(Bounding box annotations)
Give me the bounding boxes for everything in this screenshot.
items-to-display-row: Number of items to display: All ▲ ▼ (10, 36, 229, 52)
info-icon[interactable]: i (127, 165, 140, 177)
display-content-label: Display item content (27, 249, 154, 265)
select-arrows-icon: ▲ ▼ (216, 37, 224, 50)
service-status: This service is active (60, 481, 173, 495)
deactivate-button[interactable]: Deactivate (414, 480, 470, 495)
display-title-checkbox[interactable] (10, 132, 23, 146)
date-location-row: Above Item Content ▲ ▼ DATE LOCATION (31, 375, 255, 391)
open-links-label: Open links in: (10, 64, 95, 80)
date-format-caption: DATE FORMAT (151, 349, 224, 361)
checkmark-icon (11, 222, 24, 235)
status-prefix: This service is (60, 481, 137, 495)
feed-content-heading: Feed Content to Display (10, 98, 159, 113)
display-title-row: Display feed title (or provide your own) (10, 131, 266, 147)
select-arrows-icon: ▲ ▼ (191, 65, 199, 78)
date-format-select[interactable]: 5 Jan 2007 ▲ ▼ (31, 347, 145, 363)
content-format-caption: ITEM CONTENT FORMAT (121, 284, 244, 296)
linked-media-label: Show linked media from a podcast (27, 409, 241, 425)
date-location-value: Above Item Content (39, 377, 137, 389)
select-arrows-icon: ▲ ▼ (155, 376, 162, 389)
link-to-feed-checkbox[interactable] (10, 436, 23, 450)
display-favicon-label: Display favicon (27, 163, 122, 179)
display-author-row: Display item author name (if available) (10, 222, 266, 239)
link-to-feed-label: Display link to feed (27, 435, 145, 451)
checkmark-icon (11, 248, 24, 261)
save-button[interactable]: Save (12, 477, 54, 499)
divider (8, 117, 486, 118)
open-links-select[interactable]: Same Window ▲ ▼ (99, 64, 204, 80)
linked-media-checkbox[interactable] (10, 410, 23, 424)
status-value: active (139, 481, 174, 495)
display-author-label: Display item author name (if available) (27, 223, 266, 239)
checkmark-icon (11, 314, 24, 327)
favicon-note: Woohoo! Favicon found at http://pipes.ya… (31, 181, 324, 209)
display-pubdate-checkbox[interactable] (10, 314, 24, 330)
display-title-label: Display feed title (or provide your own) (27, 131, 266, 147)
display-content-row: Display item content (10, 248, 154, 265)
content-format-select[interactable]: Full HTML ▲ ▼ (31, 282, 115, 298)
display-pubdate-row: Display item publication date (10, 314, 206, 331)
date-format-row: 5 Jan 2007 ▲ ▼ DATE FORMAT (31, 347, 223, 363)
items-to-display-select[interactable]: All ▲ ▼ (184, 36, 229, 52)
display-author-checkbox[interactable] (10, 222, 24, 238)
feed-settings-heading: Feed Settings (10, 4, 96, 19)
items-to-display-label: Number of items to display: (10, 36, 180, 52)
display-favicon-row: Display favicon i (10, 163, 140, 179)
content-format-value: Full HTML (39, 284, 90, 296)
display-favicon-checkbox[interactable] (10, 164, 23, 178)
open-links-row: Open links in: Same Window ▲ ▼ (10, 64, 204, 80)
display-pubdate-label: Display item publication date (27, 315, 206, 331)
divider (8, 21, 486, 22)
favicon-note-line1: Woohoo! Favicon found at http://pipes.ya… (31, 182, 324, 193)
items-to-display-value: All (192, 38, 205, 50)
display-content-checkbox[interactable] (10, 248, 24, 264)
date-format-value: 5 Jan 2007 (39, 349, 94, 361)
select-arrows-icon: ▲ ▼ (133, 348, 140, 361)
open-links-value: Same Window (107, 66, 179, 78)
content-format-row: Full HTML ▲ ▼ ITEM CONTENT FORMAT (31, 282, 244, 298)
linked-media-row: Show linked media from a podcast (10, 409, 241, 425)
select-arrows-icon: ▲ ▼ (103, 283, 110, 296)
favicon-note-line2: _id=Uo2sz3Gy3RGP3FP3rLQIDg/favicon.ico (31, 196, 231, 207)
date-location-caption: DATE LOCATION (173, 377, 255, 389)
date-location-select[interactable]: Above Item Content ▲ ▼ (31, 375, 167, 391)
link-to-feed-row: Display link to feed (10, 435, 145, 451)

* [Exercise description]:
Swap each "Same Window" in the listing for "New Tab" and write the listing out again with nothing else changed.

* [Correct response]:
Give me the bounding boxes for everything in this screenshot.
items-to-display-row: Number of items to display: All ▲ ▼ (10, 36, 229, 52)
info-icon[interactable]: i (127, 165, 140, 177)
display-content-label: Display item content (27, 249, 154, 265)
select-arrows-icon: ▲ ▼ (216, 37, 224, 50)
service-status: This service is active (60, 481, 173, 495)
deactivate-button[interactable]: Deactivate (414, 480, 470, 495)
display-title-checkbox[interactable] (10, 132, 23, 146)
date-location-row: Above Item Content ▲ ▼ DATE LOCATION (31, 375, 255, 391)
open-links-label: Open links in: (10, 64, 95, 80)
date-format-caption: DATE FORMAT (151, 349, 224, 361)
checkmark-icon (11, 222, 24, 235)
status-prefix: This service is (60, 481, 137, 495)
feed-content-heading: Feed Content to Display (10, 98, 159, 113)
display-title-row: Display feed title (or provide your own) (10, 131, 266, 147)
select-arrows-icon: ▲ ▼ (191, 65, 199, 78)
date-format-select[interactable]: 5 Jan 2007 ▲ ▼ (31, 347, 145, 363)
content-format-caption: ITEM CONTENT FORMAT (121, 284, 244, 296)
linked-media-label: Show linked media from a podcast (27, 409, 241, 425)
date-location-value: Above Item Content (39, 377, 137, 389)
select-arrows-icon: ▲ ▼ (155, 376, 162, 389)
link-to-feed-checkbox[interactable] (10, 436, 23, 450)
display-favicon-label: Display favicon (27, 163, 122, 179)
display-author-row: Display item author name (if available) (10, 222, 266, 239)
link-to-feed-label: Display link to feed (27, 435, 145, 451)
checkmark-icon (11, 248, 24, 261)
save-button[interactable]: Save (12, 477, 54, 499)
divider (8, 117, 486, 118)
open-links-select[interactable]: New Tab ▲ ▼ (99, 64, 204, 80)
linked-media-checkbox[interactable] (10, 410, 23, 424)
status-value: active (139, 481, 174, 495)
display-author-label: Display item author name (if available) (27, 223, 266, 239)
checkmark-icon (11, 314, 24, 327)
favicon-note: Woohoo! Favicon found at http://pipes.ya… (31, 181, 324, 209)
display-pubdate-checkbox[interactable] (10, 314, 24, 330)
display-title-label: Display feed title (or provide your own) (27, 131, 266, 147)
display-content-row: Display item content (10, 248, 154, 265)
content-format-select[interactable]: Full HTML ▲ ▼ (31, 282, 115, 298)
display-pubdate-row: Display item publication date (10, 314, 206, 331)
date-format-row: 5 Jan 2007 ▲ ▼ DATE FORMAT (31, 347, 223, 363)
items-to-display-select[interactable]: All ▲ ▼ (184, 36, 229, 52)
display-author-checkbox[interactable] (10, 222, 24, 238)
feed-settings-heading: Feed Settings (10, 4, 96, 19)
items-to-display-label: Number of items to display: (10, 36, 180, 52)
display-favicon-row: Display favicon i (10, 163, 140, 179)
content-format-value: Full HTML (39, 284, 90, 296)
display-favicon-checkbox[interactable] (10, 164, 23, 178)
open-links-row: Open links in: New Tab ▲ ▼ (10, 64, 204, 80)
display-pubdate-label: Display item publication date (27, 315, 206, 331)
divider (8, 21, 486, 22)
favicon-note-line1: Woohoo! Favicon found at http://pipes.ya… (31, 182, 324, 193)
items-to-display-value: All (192, 38, 205, 50)
display-content-checkbox[interactable] (10, 248, 24, 264)
date-format-value: 5 Jan 2007 (39, 349, 94, 361)
select-arrows-icon: ▲ ▼ (133, 348, 140, 361)
open-links-value: New Tab (107, 66, 179, 78)
content-format-row: Full HTML ▲ ▼ ITEM CONTENT FORMAT (31, 282, 244, 298)
linked-media-row: Show linked media from a podcast (10, 409, 241, 425)
select-arrows-icon: ▲ ▼ (103, 283, 110, 296)
favicon-note-line2: _id=Uo2sz3Gy3RGP3FP3rLQIDg/favicon.ico (31, 196, 231, 207)
date-location-caption: DATE LOCATION (173, 377, 255, 389)
date-location-select[interactable]: Above Item Content ▲ ▼ (31, 375, 167, 391)
link-to-feed-row: Display link to feed (10, 435, 145, 451)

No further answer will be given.